• THE EXERCISE: With the pictures left out, copy the listing below exactly.
-- GIVEN RECORDS start --
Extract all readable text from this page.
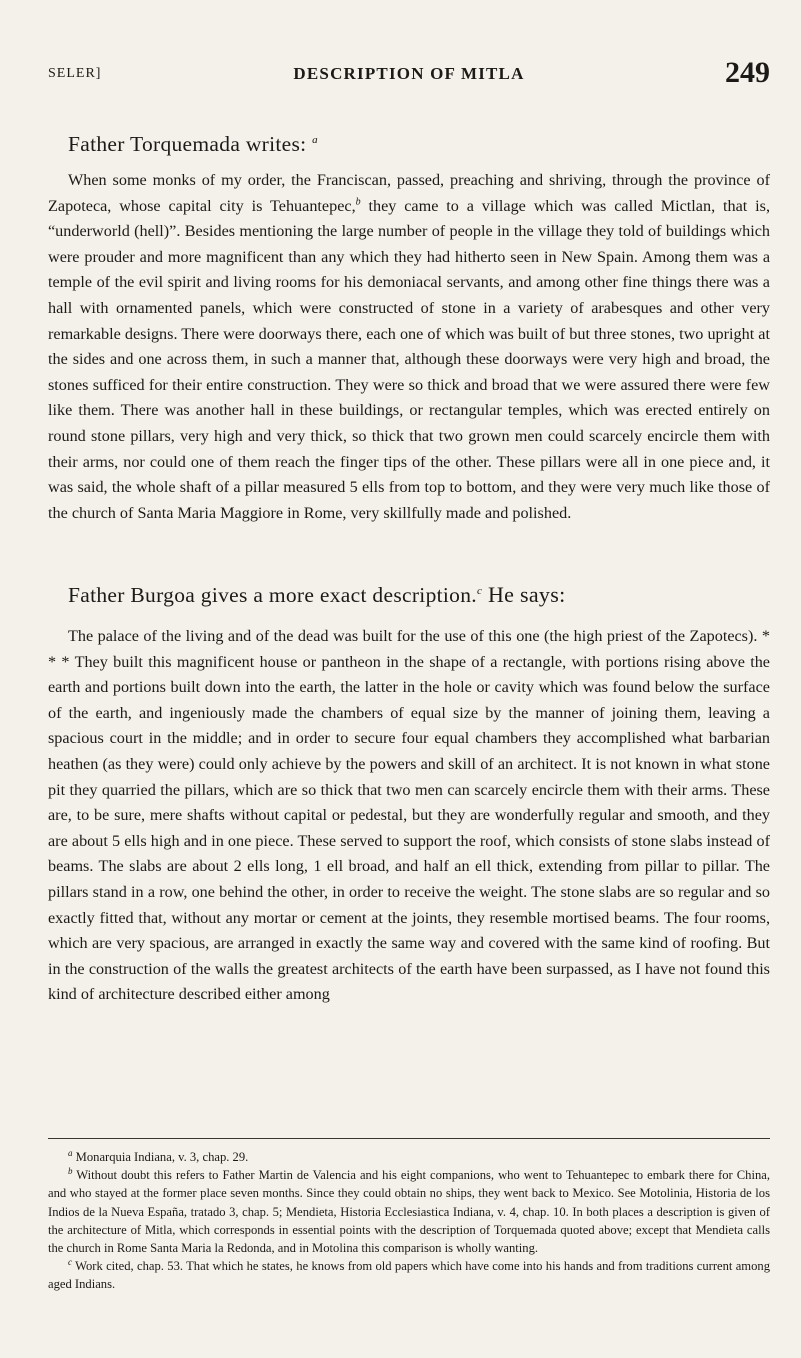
SELER]	DESCRIPTION OF MITLA	249
Father Torquemada writes: $^a$

When some monks of my order, the Franciscan, passed, preaching and shriving, through the province of Zapoteca, whose capital city is Tehuantepec,$^b$ they came to a village which was called Mictlan, that is, “underworld (hell)”. Besides mentioning the large number of people in the village they told of buildings which were prouder and more magnificent than any which they had hitherto seen in New Spain. Among them was a temple of the evil spirit and living rooms for his demoniacal servants, and among other fine things there was a hall with ornamented panels, which were constructed of stone in a variety of arabesques and other very remarkable designs. There were doorways there, each one of which was built of but three stones, two upright at the sides and one across them, in such a manner that, although these doorways were very high and broad, the stones sufficed for their entire construction. They were so thick and broad that we were assured there were few like them. There was another hall in these buildings, or rectangular temples, which was erected entirely on round stone pillars, very high and very thick, so thick that two grown men could scarcely encircle them with their arms, nor could one of them reach the finger tips of the other. These pillars were all in one piece and, it was said, the whole shaft of a pillar measured 5 ells from top to bottom, and they were very much like those of the church of Santa Maria Maggiore in Rome, very skillfully made and polished.

Father Burgoa gives a more exact description.$^c$ He says:

The palace of the living and of the dead was built for the use of this one (the high priest of the Zapotecs). * * * They built this magnificent house or pantheon in the shape of a rectangle, with portions rising above the earth and portions built down into the earth, the latter in the hole or cavity which was found below the surface of the earth, and ingeniously made the chambers of equal size by the manner of joining them, leaving a spacious court in the middle; and in order to secure four equal chambers they accomplished what barbarian heathen (as they were) could only achieve by the powers and skill of an architect. It is not known in what stone pit they quarried the pillars, which are so thick that two men can scarcely encircle them with their arms. These are, to be sure, mere shafts without capital or pedestal, but they are wonderfully regular and smooth, and they are about 5 ells high and in one piece. These served to support the roof, which consists of stone slabs instead of beams. The slabs are about 2 ells long, 1 ell broad, and half an ell thick, extending from pillar to pillar. The pillars stand in a row, one behind the other, in order to receive the weight. The stone slabs are so regular and so exactly fitted that, without any mortar or cement at the joints, they resemble mortised beams. The four rooms, which are very spacious, are arranged in exactly the same way and covered with the same kind of roofing. But in the construction of the walls the greatest architects of the earth have been surpassed, as I have not found this kind of architecture described either among

$^a$ Monarquia Indiana, v. 3, chap. 29.

$^b$ Without doubt this refers to Father Martin de Valencia and his eight companions, who went to Tehuantepec to embark there for China, and who stayed at the former place seven months. Since they could obtain no ships, they went back to Mexico. See Motolinia, Historia de los Indios de la Nueva España, tratado 3, chap. 5; Mendieta, Historia Ecclesiastica Indiana, v. 4, chap. 10. In both places a description is given of the architecture of Mitla, which corresponds in essential points with the description of Torquemada quoted above; except that Mendieta calls the church in Rome Santa Maria la Redonda, and in Motolina this comparison is wholly wanting.

$^c$ Work cited, chap. 53. That which he states, he knows from old papers which have come into his hands and from traditions current among aged Indians.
-- GIVEN RECORDS end --
• SOLUTION:
Extract all readable text from this page.
SELER]	DESCRIPTION OF MITLA	249
Father Torquemada writes: $^a$

When some monks of my order, the Franciscan, passed, preaching and shriving, through the province of Zapoteca, whose capital city is Tehuantepec,$^b$ they came to a village which was called Mictlan, that is, “underworld (hell)”. Besides mentioning the large number of people in the village they told of buildings which were prouder and more magnificent than any which they had hitherto seen in New Spain. Among them was a temple of the evil spirit and living rooms for his demoniacal servants, and among other fine things there was a hall with ornamented panels, which were constructed of stone in a variety of arabesques and other very remarkable designs. There were doorways there, each one of which was built of but three stones, two upright at the sides and one across them, in such a manner that, although these doorways were very high and broad, the stones sufficed for their entire construction. They were so thick and broad that we were assured there were few like them. There was another hall in these buildings, or rectangular temples, which was erected entirely on round stone pillars, very high and very thick, so thick that two grown men could scarcely encircle them with their arms, nor could one of them reach the finger tips of the other. These pillars were all in one piece and, it was said, the whole shaft of a pillar measured 5 ells from top to bottom, and they were very much like those of the church of Santa Maria Maggiore in Rome, very skillfully made and polished.

Father Burgoa gives a more exact description.$^c$ He says:

The palace of the living and of the dead was built for the use of this one (the high priest of the Zapotecs). * * * They built this magnificent house or pantheon in the shape of a rectangle, with portions rising above the earth and portions built down into the earth, the latter in the hole or cavity which was found below the surface of the earth, and ingeniously made the chambers of equal size by the manner of joining them, leaving a spacious court in the middle; and in order to secure four equal chambers they accomplished what barbarian heathen (as they were) could only achieve by the powers and skill of an architect. It is not known in what stone pit they quarried the pillars, which are so thick that two men can scarcely encircle them with their arms. These are, to be sure, mere shafts without capital or pedestal, but they are wonderfully regular and smooth, and they are about 5 ells high and in one piece. These served to support the roof, which consists of stone slabs instead of beams. The slabs are about 2 ells long, 1 ell broad, and half an ell thick, extending from pillar to pillar. The pillars stand in a row, one behind the other, in order to receive the weight. The stone slabs are so regular and so exactly fitted that, without any mortar or cement at the joints, they resemble mortised beams. The four rooms, which are very spacious, are arranged in exactly the same way and covered with the same kind of roofing. But in the construction of the walls the greatest architects of the earth have been surpassed, as I have not found this kind of architecture described either among

$^a$ Monarquia Indiana, v. 3, chap. 29.

$^b$ Without doubt this refers to Father Martin de Valencia and his eight companions, who went to Tehuantepec to embark there for China, and who stayed at the former place seven months. Since they could obtain no ships, they went back to Mexico. See Motolinia, Historia de los Indios de la Nueva España, tratado 3, chap. 5; Mendieta, Historia Ecclesiastica Indiana, v. 4, chap. 10. In both places a description is given of the architecture of Mitla, which corresponds in essential points with the description of Torquemada quoted above; except that Mendieta calls the church in Rome Santa Maria la Redonda, and in Motolina this comparison is wholly wanting.

$^c$ Work cited, chap. 53. That which he states, he knows from old papers which have come into his hands and from traditions current among aged Indians.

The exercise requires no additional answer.